* ABOUT THIS EXERCISE:
Answer these questions about the PACO evaluation thread:
(a) How many GPUs are set in the evaluation commands?
(b) In the first row of numbers after "Swinbase:", what is the APr value?
(c) How long ago was the thread closed?

* TEXT FOR ANALYSIS:
----
Closed ProvenceStar closed 8 months ago

ProvenceStar commented 9 months ago

Hi, I appreciate your great work, however, when I run evaluation on PACO dataset follow your instructions, I found out that both r_50 and swinbase model reach a higher AP than your paper on open-vocabulary task, the details are as follows:

r_50: AP AP50 AP75 APs APm APl APr APc APf post-processed
18.477 34.633 17.761 16.062 29.749 32.301 8.750 15.564 19.478 {'obj-AP': 31.371, 'obj-AP50': 53.012, 'obj-part-AP-heirarchical': 14.587, 'obj-part-AP50-heirarchical': 29.521}
AP AP50 AP75 APs APm APl APr APc APf post-processed
13.323 25.231 12.589 10.641 22.601 26.665 7.500 12.214 13.716 {'obj-AP': 27.955, 'obj-AP50': 46.029, 'obj-part-AP-heirarchical': 10.762, 'obj-part-AP50-heirarchical': 21.421}
Swinbase: AP AP50 AP75 APs APm APl APr APc APf post-processed
27.089 44.215 27.583 23.176 43.016 50.203 7.500 22.097 28.820 {'obj-AP': 45.284, 'obj-AP50': 62.063, 'obj-part-AP-heirarchical': 21.636, 'obj-part-AP50-heirarchical': 38.498}
AP AP50 AP75 APs APm APl APr APc APf post-processed
19.103 34.669 18.116 15.740 30.578 37.538 2.500 16.957 19.892 {'obj-AP': 37.66, 'obj-AP50': 56.677, 'obj-part-AP-heirarchical': 15.208, 'obj-part-AP50-heirarchical': 29.44}

and my evaluation command is: python train_net.py --config-file configs/paco/r50_paco.yaml --eval-only --num-gpus 8 and: python train_net.py --config-file configs/paco/swinbase_cascade_paco.yaml --eval-only --num-gpus 8

Could you please check your result or inform me that how should I reproduce your result, thanks!
----
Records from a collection
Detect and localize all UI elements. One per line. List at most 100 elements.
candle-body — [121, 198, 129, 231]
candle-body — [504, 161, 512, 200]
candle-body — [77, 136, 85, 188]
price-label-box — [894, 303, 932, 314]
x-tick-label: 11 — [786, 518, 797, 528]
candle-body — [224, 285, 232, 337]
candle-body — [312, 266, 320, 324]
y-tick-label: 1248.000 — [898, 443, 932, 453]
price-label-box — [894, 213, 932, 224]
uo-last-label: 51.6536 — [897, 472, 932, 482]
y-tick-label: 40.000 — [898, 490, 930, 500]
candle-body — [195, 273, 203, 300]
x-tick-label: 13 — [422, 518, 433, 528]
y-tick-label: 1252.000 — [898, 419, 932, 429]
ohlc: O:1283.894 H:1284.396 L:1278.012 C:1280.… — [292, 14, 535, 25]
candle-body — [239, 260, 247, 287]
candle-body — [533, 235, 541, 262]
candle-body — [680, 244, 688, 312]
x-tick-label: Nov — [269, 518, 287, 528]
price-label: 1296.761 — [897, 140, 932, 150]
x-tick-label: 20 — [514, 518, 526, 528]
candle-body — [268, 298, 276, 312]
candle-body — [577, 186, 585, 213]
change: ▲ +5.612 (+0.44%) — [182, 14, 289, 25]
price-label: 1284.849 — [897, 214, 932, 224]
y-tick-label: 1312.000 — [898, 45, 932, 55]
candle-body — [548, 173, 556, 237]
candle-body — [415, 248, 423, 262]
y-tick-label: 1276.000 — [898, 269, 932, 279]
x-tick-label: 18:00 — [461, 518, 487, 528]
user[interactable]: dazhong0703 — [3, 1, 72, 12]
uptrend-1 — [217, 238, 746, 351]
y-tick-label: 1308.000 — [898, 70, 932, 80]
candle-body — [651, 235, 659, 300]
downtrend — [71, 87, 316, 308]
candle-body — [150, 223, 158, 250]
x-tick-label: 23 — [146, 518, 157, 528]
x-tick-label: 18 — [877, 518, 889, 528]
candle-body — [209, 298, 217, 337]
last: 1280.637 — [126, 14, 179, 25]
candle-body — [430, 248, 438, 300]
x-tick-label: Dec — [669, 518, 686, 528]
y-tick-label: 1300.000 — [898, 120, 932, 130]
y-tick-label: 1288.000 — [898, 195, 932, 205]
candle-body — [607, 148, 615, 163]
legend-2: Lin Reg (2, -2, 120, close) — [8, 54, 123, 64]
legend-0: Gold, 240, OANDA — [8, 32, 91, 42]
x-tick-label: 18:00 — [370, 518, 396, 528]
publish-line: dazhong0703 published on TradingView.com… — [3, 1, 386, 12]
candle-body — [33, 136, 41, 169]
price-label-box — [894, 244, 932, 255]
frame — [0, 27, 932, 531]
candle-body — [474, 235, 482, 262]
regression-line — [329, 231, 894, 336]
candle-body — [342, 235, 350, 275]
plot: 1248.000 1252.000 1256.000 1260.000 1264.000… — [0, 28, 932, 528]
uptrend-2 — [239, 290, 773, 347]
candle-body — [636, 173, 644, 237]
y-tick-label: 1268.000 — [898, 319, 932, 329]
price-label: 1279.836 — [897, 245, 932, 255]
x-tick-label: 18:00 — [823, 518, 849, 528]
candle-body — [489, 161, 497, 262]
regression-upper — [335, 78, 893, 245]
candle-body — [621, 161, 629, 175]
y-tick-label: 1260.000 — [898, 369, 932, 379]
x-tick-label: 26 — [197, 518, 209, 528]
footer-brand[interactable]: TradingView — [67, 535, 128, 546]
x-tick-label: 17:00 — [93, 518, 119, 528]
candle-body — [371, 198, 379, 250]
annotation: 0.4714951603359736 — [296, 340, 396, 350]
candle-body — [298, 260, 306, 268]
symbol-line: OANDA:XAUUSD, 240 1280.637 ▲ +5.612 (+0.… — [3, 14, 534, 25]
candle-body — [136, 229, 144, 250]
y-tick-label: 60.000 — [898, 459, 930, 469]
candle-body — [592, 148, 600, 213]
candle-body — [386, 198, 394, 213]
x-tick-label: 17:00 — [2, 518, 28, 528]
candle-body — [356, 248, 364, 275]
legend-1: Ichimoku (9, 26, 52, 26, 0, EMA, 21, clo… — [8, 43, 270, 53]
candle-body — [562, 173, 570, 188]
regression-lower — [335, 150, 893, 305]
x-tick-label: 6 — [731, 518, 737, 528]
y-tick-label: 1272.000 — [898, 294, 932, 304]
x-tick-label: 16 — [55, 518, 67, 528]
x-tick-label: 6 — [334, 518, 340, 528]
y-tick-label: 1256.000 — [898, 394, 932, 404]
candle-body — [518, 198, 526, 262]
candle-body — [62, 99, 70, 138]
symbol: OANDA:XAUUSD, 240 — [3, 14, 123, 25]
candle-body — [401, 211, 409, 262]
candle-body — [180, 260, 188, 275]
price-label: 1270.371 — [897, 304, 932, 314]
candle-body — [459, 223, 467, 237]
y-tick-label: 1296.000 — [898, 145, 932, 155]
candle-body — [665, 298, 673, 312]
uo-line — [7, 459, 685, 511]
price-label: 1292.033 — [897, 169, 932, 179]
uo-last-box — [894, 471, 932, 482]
----
* YOUR SOLUTION:
(a) 8
(b) 7.500
(c) 8 months ago